§ **Problem description**: Take the material below and write it all out again exactly.
====== Data shown ======
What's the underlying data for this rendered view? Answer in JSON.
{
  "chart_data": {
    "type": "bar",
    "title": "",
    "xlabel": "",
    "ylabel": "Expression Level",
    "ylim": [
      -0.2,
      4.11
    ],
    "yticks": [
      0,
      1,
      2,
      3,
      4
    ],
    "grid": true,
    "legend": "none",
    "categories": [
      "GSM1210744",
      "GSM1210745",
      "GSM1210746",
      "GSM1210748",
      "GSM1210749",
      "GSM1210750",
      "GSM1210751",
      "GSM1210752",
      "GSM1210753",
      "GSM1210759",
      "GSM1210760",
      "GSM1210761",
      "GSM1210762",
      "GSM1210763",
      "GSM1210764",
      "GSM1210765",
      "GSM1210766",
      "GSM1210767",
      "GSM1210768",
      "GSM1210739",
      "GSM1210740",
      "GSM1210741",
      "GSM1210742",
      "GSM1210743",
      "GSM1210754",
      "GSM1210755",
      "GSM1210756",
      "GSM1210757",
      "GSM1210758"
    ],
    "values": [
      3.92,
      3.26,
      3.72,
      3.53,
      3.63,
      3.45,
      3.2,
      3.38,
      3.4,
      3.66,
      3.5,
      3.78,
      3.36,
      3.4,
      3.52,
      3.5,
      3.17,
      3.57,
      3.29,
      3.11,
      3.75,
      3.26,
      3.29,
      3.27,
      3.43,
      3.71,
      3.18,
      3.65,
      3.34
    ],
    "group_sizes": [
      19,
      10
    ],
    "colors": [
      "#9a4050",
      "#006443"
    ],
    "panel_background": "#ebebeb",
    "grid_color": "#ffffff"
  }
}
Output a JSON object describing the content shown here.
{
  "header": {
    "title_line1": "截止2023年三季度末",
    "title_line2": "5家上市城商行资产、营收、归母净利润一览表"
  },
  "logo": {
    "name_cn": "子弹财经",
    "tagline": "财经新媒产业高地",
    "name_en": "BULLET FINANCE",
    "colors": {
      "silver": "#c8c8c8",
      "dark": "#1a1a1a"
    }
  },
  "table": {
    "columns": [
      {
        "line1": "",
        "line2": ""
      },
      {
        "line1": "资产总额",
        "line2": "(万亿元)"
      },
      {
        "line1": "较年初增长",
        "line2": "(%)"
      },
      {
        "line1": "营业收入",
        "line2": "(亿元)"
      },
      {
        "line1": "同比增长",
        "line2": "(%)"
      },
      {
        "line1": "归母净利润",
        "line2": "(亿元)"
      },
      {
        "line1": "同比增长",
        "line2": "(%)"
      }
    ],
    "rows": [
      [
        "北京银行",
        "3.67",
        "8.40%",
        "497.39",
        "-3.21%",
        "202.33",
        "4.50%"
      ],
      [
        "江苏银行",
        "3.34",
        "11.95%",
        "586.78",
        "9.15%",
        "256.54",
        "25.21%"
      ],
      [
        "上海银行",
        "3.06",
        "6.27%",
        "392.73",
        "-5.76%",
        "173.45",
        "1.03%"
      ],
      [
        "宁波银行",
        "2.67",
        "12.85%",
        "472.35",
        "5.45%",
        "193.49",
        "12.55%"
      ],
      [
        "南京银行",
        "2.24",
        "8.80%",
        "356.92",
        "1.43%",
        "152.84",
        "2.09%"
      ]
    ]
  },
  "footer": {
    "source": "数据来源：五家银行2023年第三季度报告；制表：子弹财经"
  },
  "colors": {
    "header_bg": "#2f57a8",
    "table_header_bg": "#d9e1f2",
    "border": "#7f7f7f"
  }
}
======
§ **Task result**:
What's the underlying data for this rendered view? Answer in JSON.
{
  "chart_data": {
    "type": "bar",
    "title": "",
    "xlabel": "",
    "ylabel": "Expression Level",
    "ylim": [
      -0.2,
      4.11
    ],
    "yticks": [
      0,
      1,
      2,
      3,
      4
    ],
    "grid": true,
    "legend": "none",
    "categories": [
      "GSM1210744",
      "GSM1210745",
      "GSM1210746",
      "GSM1210748",
      "GSM1210749",
      "GSM1210750",
      "GSM1210751",
      "GSM1210752",
      "GSM1210753",
      "GSM1210759",
      "GSM1210760",
      "GSM1210761",
      "GSM1210762",
      "GSM1210763",
      "GSM1210764",
      "GSM1210765",
      "GSM1210766",
      "GSM1210767",
      "GSM1210768",
      "GSM1210739",
      "GSM1210740",
      "GSM1210741",
      "GSM1210742",
      "GSM1210743",
      "GSM1210754",
      "GSM1210755",
      "GSM1210756",
      "GSM1210757",
      "GSM1210758"
    ],
    "values": [
      3.92,
      3.26,
      3.72,
      3.53,
      3.63,
      3.45,
      3.2,
      3.38,
      3.4,
      3.66,
      3.5,
      3.78,
      3.36,
      3.4,
      3.52,
      3.5,
      3.17,
      3.57,
      3.29,
      3.11,
      3.75,
      3.26,
      3.29,
      3.27,
      3.43,
      3.71,
      3.18,
      3.65,
      3.34
    ],
    "group_sizes": [
      19,
      10
    ],
    "colors": [
      "#9a4050",
      "#006443"
    ],
    "panel_background": "#ebebeb",
    "grid_color": "#ffffff"
  }
}
Output a JSON object describing the content shown here.
{
  "header": {
    "title_line1": "截止2023年三季度末",
    "title_line2": "5家上市城商行资产、营收、归母净利润一览表"
  },
  "logo": {
    "name_cn": "子弹财经",
    "tagline": "财经新媒产业高地",
    "name_en": "BULLET FINANCE",
    "colors": {
      "silver": "#c8c8c8",
      "dark": "#1a1a1a"
    }
  },
  "table": {
    "columns": [
      {
        "line1": "",
        "line2": ""
      },
      {
        "line1": "资产总额",
        "line2": "(万亿元)"
      },
      {
        "line1": "较年初增长",
        "line2": "(%)"
      },
      {
        "line1": "营业收入",
        "line2": "(亿元)"
      },
      {
        "line1": "同比增长",
        "line2": "(%)"
      },
      {
        "line1": "归母净利润",
        "line2": "(亿元)"
      },
      {
        "line1": "同比增长",
        "line2": "(%)"
      }
    ],
    "rows": [
      [
        "北京银行",
        "3.67",
        "8.40%",
        "497.39",
        "-3.21%",
        "202.33",
        "4.50%"
      ],
      [
        "江苏银行",
        "3.34",
        "11.95%",
        "586.78",
        "9.15%",
        "256.54",
        "25.21%"
      ],
      [
        "上海银行",
        "3.06",
        "6.27%",
        "392.73",
        "-5.76%",
        "173.45",
        "1.03%"
      ],
      [
        "宁波银行",
        "2.67",
        "12.85%",
        "472.35",
        "5.45%",
        "193.49",
        "12.55%"
      ],
      [
        "南京银行",
        "2.24",
        "8.80%",
        "356.92",
        "1.43%",
        "152.84",
        "2.09%"
      ]
    ]
  },
  "footer": {
    "source": "数据来源：五家银行2023年第三季度报告；制表：子弹财经"
  },
  "colors": {
    "header_bg": "#2f57a8",
    "table_header_bg": "#d9e1f2",
    "border": "#7f7f7f"
  }
}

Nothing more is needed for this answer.